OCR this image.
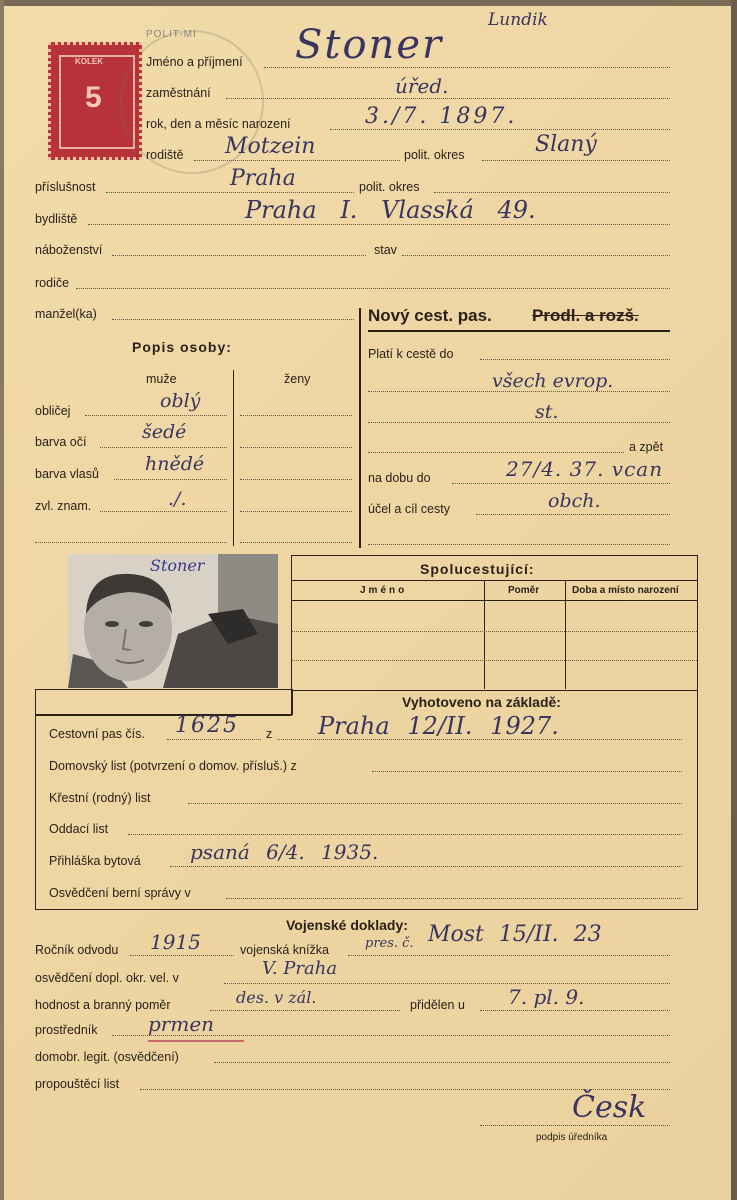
KOLEK
5
POLIT-MI
Lundik
Stoner
Jméno a příjmení
zaměstnání	úřed.
rok, den a měsíc narození	3./7. 1897.
rodiště Motzein	polit. okres	Slaný
příslušnost	Praha	polit. okres
bydliště	Praha I. Vlasská 49.
náboženství	stav
rodiče
manžel(ka)
Popis osoby:
muže	ženy
obličej	oblý
barva očí	šedé
barva vlasů hnědé
zvl. znam.	./.
Nový cest. pas. Prodl. a rozš.
Platí k cestě do
všech evrop.
st.
a zpět
na dobu do	27/4. 37. vcan
účel a cíl cesty	obch.
Stoner	Spolucestující:
Jméno	Poměr	Doba a místo narození
Vyhotoveno na základě:
Cestovní pas čís. 1625 z Praha 12/II. 1927.
Domovský list (potvrzení o domov. přísluš.) z
Křestní (rodný) list
Oddací list
Přihláška bytová psaná 6/4. 1935.
Osvědčení berní správy v
Vojenské doklady:
Ročník odvodu 1915	vojenská knížka	pres. č. Most 15/II. 23
osvědčení dopl. okr. vel. v	V. Praha
hodnost a branný poměr	des. v zál.	přidělen u 7. pl. 9.
prostředník	prmen
domobr. legit. (osvědčení)
propouštěcí list
Česk
podpis úředníka
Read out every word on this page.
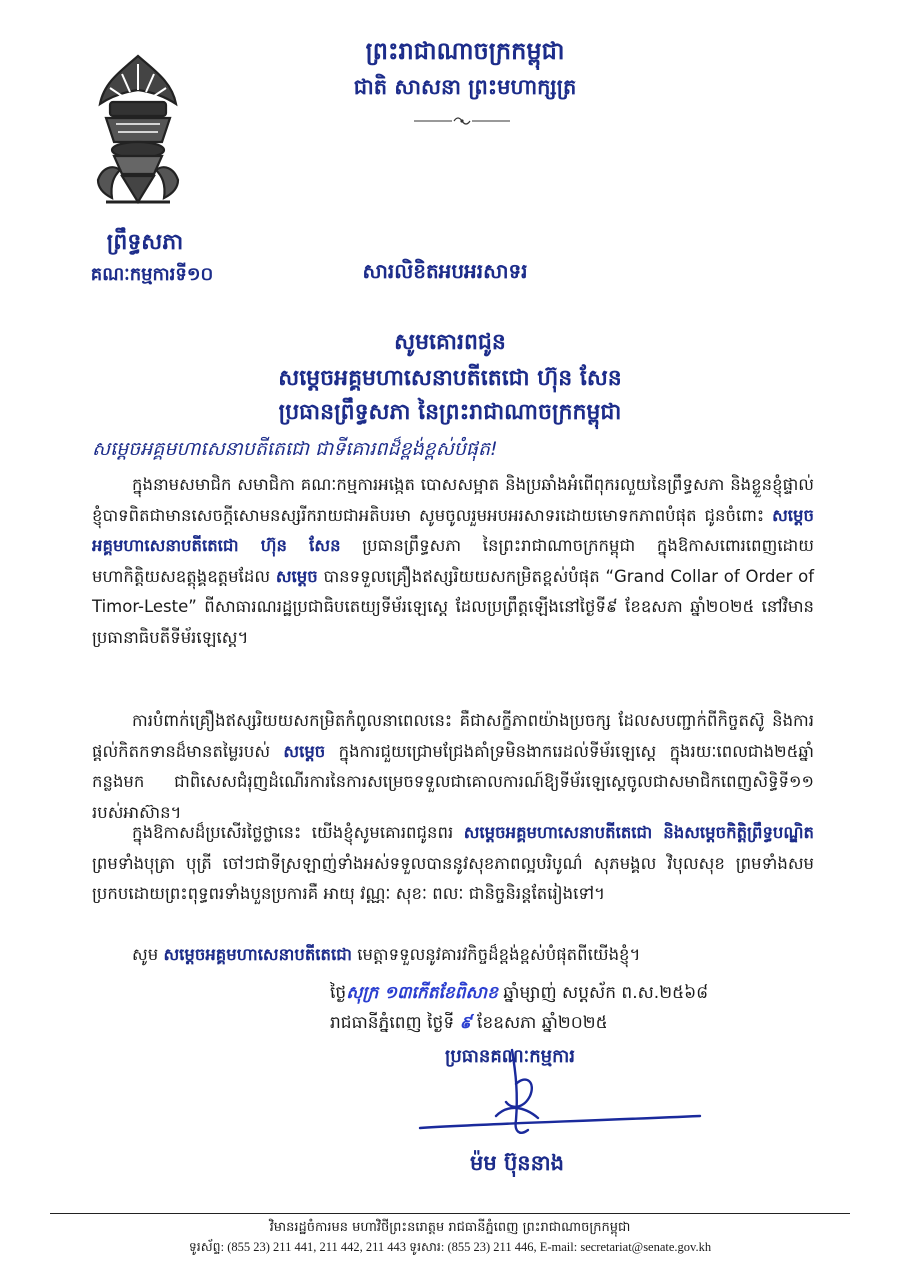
ព្រះរាជាណាចក្រកម្ពុជា
ជាតិ សាសនា ព្រះមហាក្សត្រ
ព្រឹទ្ធសភា
គណៈកម្មការទី១០	សារលិខិតអបអរសាទរ
សូមគោរពជូន
សម្តេចអគ្គមហាសេនាបតីតេជោ ហ៊ុន សែន
ប្រធានព្រឹទ្ធសភា នៃព្រះរាជាណាចក្រកម្ពុជា
សម្តេចអគ្គមហាសេនាបតីតេជោ ជាទីគោរពដ៏ខ្ពង់ខ្ពស់បំផុត!

ក្នុងនាមសមាជិក សមាជិកា គណៈកម្មការអង្កេត បោសសម្អាត និងប្រឆាំងអំពើពុករលួយនៃព្រឹទ្ធសភា និងខ្លួនខ្ញុំផ្ទាល់ ខ្ញុំបាទពិតជាមានសេចក្តីសោមនស្សរីករាយជាអតិបរមា សូមចូលរួមអបអរសាទរដោយមោទកភាពបំផុត ជូនចំពោះ សម្តេចអគ្គមហាសេនាបតីតេជោ ហ៊ុន សែន ប្រធានព្រឹទ្ធសភា នៃព្រះរាជាណាចក្រកម្ពុជា ក្នុងឱកាសពោរពេញដោយមហាកិត្តិយសឧត្តុង្គឧត្តមដែល សម្តេច បានទទួលគ្រឿងឥស្សរិយយសកម្រិតខ្ពស់បំផុត “Grand Collar of Order of Timor-Leste” ពីសាធារណរដ្ឋប្រជាធិបតេយ្យទីម័រឡេស្តេ ដែលប្រព្រឹត្តឡើងនៅថ្ងៃទី៩ ខែឧសភា ឆ្នាំ២០២៥ នៅវិមានប្រធានាធិបតីទីម័រឡេស្តេ។

ការបំពាក់គ្រឿងឥស្សរិយយសកម្រិតកំពូលនាពេលនេះ គឺជាសក្ខីភាពយ៉ាងប្រចក្ស ដែលសបញ្ជាក់ពីកិច្ចតស៊ូ និងការផ្តល់កិតកទានដ៏មានតម្លៃរបស់ សម្តេច ក្នុងការជួយជ្រោមជ្រែងគាំទ្រមិនងាករេដល់ទីម័រឡេស្តេ ក្នុងរយៈពេលជាង២៥ឆ្នាំកន្លងមក ជាពិសេសជំរុញដំណើរការនៃការសម្រេចទទួលជាគោលការណ៍ឱ្យទីម័រឡេស្តេចូលជាសមាជិកពេញសិទ្ធិទី១១ របស់អាស៊ាន។

ក្នុងឱកាសដ៏ប្រសើរថ្លៃថ្លានេះ យើងខ្ញុំសូមគោរពជូនពរ សម្តេចអគ្គមហាសេនាបតីតេជោ និងសម្តេចកិត្តិព្រឹទ្ធបណ្ឌិត ព្រមទាំងបុត្រា បុត្រី ចៅៗជាទីស្រឡាញ់ទាំងអស់ទទួលបាននូវសុខភាពល្អបរិបូណ៌ សុភមង្គល វិបុលសុខ ព្រមទាំងសមប្រកបដោយព្រះពុទ្ធពរទាំងបួនប្រការគឺ អាយុ វណ្ណៈ សុខៈ ពលៈ ជានិច្ចនិរន្តតែរៀងទៅ។

សូម សម្តេចអគ្គមហាសេនាបតីតេជោ មេត្តាទទួលនូវគារវកិច្ចដ៏ខ្ពង់ខ្ពស់បំផុតពីយើងខ្ញុំ។

ថ្ងៃសុក្រ ១៣កើតខែពិសាខ ឆ្នាំម្សាញ់ សប្តស័ក ព.ស.២៥៦៨
រាជធានីភ្នំពេញ ថ្ងៃទី ៩ ខែឧសភា ឆ្នាំ២០២៥
ប្រធានគណៈកម្មការ
ម៉ម ប៊ុននាង
វិមានរដ្ឋចំការមន មហាវិថីព្រះនរោត្តម រាជធានីភ្នំពេញ ព្រះរាជាណាចក្រកម្ពុជា
ទូរស័ព្ទ: (855 23) 211 441, 211 442, 211 443 ទូរសារ: (855 23) 211 446, E-mail: secretariat@senate.gov.kh
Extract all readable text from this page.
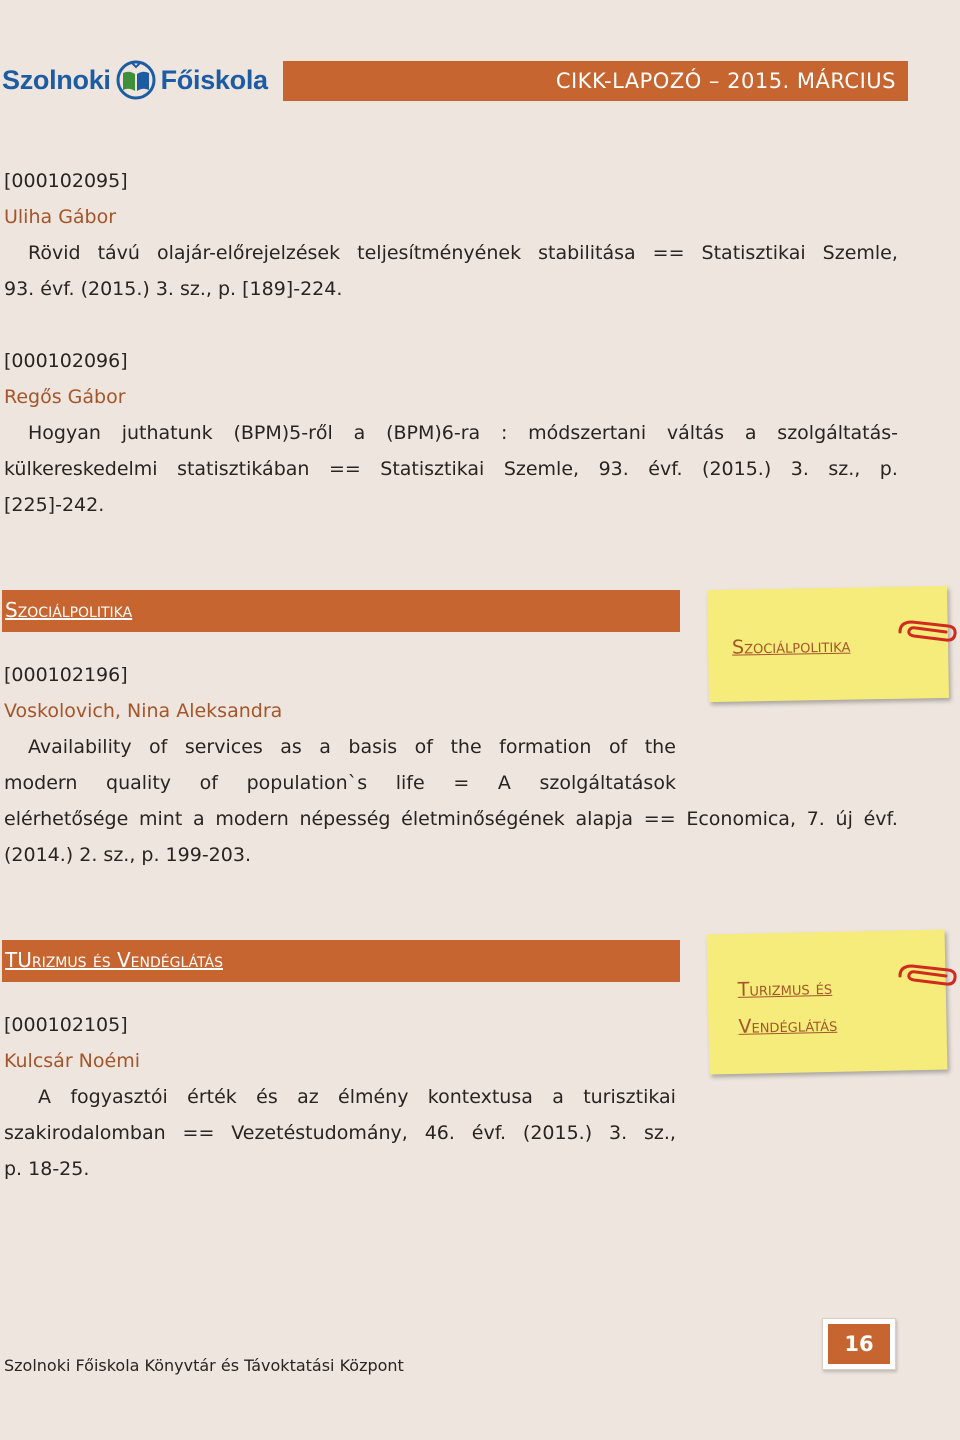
Szolnoki Főiskola	CIKK-LAPOZÓ – 2015. MÁRCIUS
[000102095]
Uliha Gábor
Rövid távú olajár-előrejelzések teljesítményének stabilitása == Statisztikai Szemle,
93. évf. (2015.) 3. sz., p. [189]-224.
[000102096]
Regős Gábor
Hogyan juthatunk (BPM)5-ről a (BPM)6-ra : módszertani váltás a szolgáltatás-
külkereskedelmi statisztikában == Statisztikai Szemle, 93. évf. (2015.) 3. sz., p.
[225]-242.
Szociálpolitika
Szociálpolitika
[000102196]
Voskolovich, Nina Aleksandra
Availability of services as a basis of the formation of the
modern quality of population`s life = A szolgáltatások
elérhetősége mint a modern népesség életminőségének alapja == Economica, 7. új évf.
(2014.) 2. sz., p. 199-203.
TUrizmus és Vendéglátás
Turizmus és
Vendéglátás
[000102105]
Kulcsár Noémi
A fogyasztói érték és az élmény kontextusa a turisztikai
szakirodalomban == Vezetéstudomány, 46. évf. (2015.) 3. sz.,
p. 18-25.
Szolnoki Főiskola Könyvtár és Távoktatási Központ
16
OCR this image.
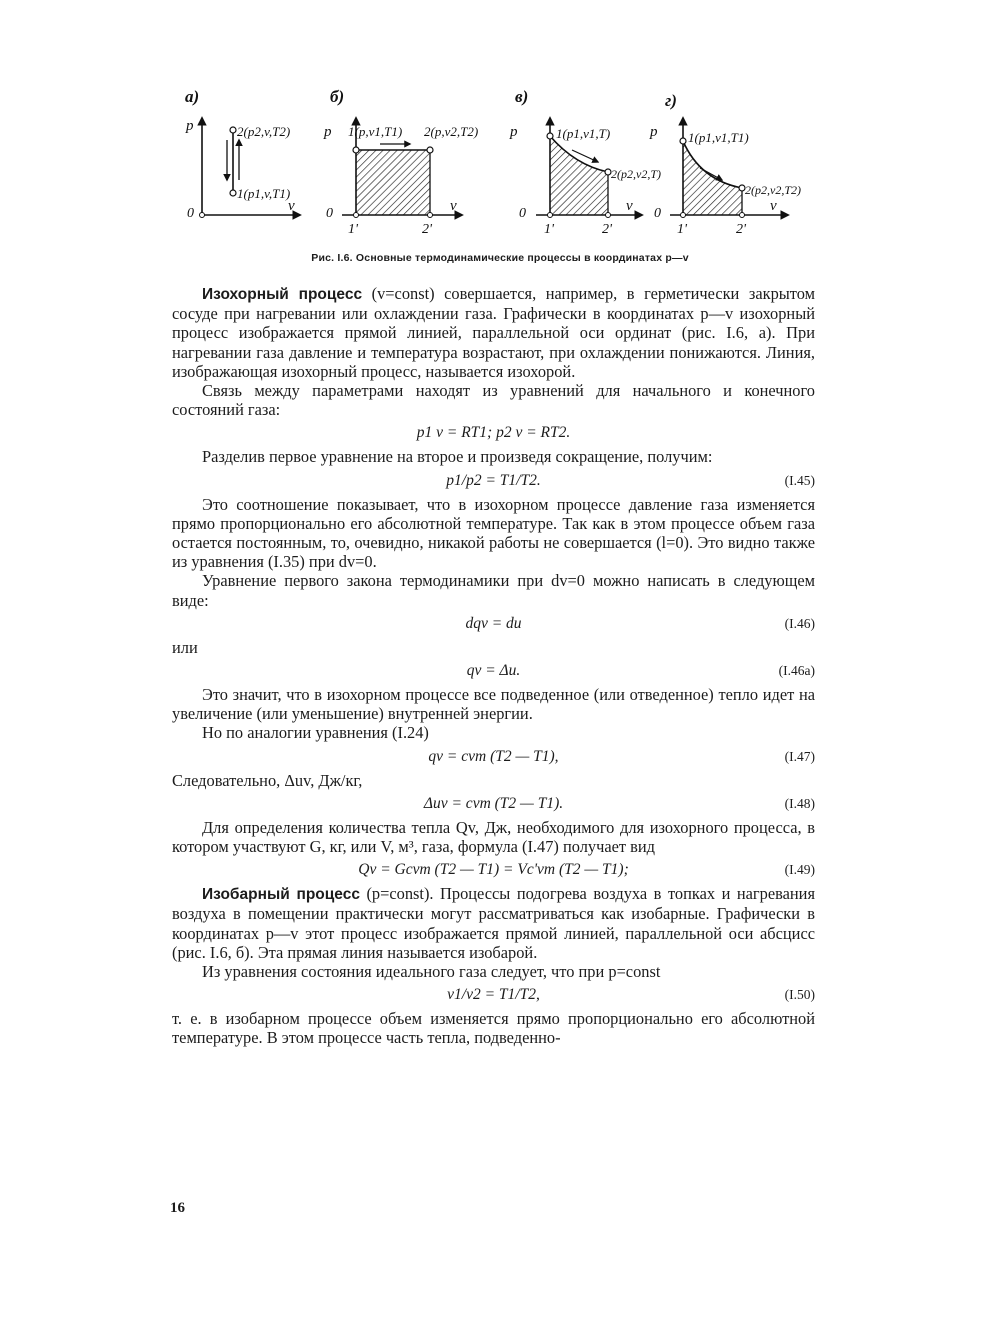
а)
p
v
0
2(p2,v,T2)
1(p1,v,T1)
б)
p
v
0
1(p,v1,T1) 2(p,v2,T2)
1'	2'
в)
p
v
0
1(p1,v1,T)
2(p2,v2,T)
1'	2'
г)
p
v
0
1(p1,v1,T1)
2(p2,v2,T2)
1'	2'
Рис. I.6. Основные термодинамические процессы в координатах p—v

Изохорный процесс (v=const) совершается, например, в герметически закрытом сосуде при нагревании или охлаждении газа. Графически в координатах p—v изохорный процесс изображается прямой линией, параллельной оси ординат (рис. I.6, а). При нагревании газа давление и температура возрастают, при охлаждении понижаются. Линия, изображающая изохорный процесс, называется изохорой.

Связь между параметрами находят из уравнений для начального и конечного состояний газа:

p1 v = RT1; p2 v = RT2.

Разделив первое уравнение на второе и произведя сокращение, получим:

p1/p2 = T1/T2.	(I.45)

Это соотношение показывает, что в изохорном процессе давление газа изменяется прямо пропорционально его абсолютной температуре. Так как в этом процессе объем газа остается постоянным, то, очевидно, никакой работы не совершается (l=0). Это видно также из уравнения (I.35) при dv=0.

Уравнение первого закона термодинамики при dv=0 можно написать в следующем виде:

dqv = du	(I.46)

или

qv = Δu.	(I.46а)

Это значит, что в изохорном процессе все подведенное (или отведенное) тепло идет на увеличение (или уменьшение) внутренней энергии.

Но по аналогии уравнения (I.24)

qv = cvm (T2 — T1),	(I.47)

Следовательно, Δuv, Дж/кг,

Δuv = cvm (T2 — T1).	(I.48)

Для определения количества тепла Qv, Дж, необходимого для изохорного процесса, в котором участвуют G, кг, или V, м³, газа, формула (I.47) получает вид

Qv = Gcvm (T2 — T1) = Vc'vm (T2 — T1);	(I.49)

Изобарный процесс (p=const). Процессы подогрева воздуха в топках и нагревания воздуха в помещении практически могут рассматриваться как изобарные. Графически в координатах p—v этот процесс изображается прямой линией, параллельной оси абсцисс (рис. I.6, б). Эта прямая линия называется изобарой.

Из уравнения состояния идеального газа следует, что при p=const

v1/v2 = T1/T2,	(I.50)

т. е. в изобарном процессе объем изменяется прямо пропорционально его абсолютной температуре. В этом процессе часть тепла, подведенно-

16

■ Short exercise
Return each line where "page" shows up.

■ Finished task
Read out every word on this page.
Extract all readable text from this page.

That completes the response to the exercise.